— START OF RECORDED INFORMATION —

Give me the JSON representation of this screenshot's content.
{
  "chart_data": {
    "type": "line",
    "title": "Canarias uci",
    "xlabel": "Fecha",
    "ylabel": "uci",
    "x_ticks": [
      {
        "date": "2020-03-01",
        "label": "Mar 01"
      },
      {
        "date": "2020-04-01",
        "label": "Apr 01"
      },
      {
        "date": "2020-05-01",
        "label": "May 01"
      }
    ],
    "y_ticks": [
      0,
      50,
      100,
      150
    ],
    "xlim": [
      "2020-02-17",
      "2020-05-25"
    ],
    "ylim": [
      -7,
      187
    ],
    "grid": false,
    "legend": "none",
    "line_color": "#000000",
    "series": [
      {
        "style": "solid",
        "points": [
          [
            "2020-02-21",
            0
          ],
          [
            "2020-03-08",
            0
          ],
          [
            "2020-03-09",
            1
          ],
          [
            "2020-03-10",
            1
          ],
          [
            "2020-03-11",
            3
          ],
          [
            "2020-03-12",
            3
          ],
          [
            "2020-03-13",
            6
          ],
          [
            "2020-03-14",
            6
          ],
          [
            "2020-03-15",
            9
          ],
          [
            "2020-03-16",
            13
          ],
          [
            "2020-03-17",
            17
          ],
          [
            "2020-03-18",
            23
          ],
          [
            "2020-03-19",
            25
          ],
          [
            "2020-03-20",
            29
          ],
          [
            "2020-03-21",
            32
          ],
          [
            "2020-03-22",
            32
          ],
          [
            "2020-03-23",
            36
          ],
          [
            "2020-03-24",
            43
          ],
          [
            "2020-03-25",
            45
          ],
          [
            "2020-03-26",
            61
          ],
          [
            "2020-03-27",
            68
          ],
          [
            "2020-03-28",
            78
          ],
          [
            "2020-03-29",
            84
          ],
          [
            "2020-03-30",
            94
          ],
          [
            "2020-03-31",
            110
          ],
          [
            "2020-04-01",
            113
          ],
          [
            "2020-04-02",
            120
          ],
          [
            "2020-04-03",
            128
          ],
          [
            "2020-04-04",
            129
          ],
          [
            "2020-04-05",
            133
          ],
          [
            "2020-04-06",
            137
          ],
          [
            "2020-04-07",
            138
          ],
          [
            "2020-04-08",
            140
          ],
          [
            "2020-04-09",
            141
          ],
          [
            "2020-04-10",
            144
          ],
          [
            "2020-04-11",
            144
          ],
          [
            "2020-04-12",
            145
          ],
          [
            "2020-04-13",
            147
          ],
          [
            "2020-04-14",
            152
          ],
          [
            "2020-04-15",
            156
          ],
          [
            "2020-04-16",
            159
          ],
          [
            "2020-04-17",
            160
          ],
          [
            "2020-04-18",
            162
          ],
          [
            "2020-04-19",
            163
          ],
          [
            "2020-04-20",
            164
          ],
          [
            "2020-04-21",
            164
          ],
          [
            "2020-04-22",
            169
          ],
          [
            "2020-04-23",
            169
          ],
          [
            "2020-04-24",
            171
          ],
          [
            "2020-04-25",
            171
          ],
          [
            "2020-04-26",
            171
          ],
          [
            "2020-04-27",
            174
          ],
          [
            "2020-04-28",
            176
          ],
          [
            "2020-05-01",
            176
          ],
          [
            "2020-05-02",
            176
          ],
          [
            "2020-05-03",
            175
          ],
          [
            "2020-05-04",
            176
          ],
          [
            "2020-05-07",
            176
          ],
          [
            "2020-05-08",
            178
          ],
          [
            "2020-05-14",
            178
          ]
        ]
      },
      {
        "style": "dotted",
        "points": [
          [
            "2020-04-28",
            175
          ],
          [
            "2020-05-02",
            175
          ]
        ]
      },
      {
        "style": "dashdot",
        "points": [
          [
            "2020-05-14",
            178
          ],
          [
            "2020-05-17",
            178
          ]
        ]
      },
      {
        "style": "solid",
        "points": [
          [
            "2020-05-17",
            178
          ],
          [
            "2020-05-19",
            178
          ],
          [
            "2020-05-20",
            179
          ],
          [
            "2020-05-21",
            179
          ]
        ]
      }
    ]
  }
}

— END OF RECORDED INFORMATION —
— START OF RECORDED INFORMATION —

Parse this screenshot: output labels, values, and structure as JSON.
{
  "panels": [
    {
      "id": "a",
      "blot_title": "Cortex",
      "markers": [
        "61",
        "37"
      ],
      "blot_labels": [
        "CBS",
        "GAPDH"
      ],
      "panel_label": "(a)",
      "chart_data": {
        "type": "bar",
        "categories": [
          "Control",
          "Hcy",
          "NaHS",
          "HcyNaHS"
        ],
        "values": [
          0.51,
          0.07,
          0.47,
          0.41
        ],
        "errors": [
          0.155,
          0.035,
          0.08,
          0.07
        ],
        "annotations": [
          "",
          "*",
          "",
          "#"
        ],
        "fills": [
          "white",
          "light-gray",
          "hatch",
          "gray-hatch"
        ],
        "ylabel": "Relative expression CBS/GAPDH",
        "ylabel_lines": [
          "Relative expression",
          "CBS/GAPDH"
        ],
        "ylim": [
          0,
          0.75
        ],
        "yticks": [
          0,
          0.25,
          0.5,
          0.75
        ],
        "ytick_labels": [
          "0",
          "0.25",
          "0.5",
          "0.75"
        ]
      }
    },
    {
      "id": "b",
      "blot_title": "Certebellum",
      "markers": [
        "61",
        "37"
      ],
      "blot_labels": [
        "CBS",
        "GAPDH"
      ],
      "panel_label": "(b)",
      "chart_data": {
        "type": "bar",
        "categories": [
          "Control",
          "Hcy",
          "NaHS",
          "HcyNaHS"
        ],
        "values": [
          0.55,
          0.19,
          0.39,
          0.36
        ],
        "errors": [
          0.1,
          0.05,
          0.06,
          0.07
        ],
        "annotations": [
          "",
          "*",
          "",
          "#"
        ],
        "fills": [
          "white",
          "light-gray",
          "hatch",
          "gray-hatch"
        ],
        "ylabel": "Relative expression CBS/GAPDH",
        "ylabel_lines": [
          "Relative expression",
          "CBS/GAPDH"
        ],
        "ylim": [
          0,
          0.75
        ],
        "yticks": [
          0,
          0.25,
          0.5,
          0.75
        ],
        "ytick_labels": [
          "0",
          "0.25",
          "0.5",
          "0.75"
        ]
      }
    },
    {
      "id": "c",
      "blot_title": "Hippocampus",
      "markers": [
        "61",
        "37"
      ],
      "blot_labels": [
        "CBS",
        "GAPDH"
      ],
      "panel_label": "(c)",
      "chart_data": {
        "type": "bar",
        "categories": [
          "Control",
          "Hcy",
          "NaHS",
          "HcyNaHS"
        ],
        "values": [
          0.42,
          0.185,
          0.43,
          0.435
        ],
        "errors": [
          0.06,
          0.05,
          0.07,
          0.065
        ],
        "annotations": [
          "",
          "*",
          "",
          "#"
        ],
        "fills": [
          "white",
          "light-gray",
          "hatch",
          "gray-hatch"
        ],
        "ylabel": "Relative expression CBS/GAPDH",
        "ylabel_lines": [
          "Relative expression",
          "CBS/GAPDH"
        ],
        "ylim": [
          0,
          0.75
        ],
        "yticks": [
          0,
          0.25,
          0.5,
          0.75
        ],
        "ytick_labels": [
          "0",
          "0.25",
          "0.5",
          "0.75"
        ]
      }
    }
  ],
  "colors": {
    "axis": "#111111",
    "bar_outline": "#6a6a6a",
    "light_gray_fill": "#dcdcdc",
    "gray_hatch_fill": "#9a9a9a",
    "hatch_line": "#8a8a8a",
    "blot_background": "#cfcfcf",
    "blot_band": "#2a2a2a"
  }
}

— END OF RECORDED INFORMATION —

> _WHAT IS ASKED_
Extract from the data every line where "date" shows up.

> _COMPLETE ANSWER_
        "date": "2020-03-01",
        "date": "2020-04-01",
        "date": "2020-05-01",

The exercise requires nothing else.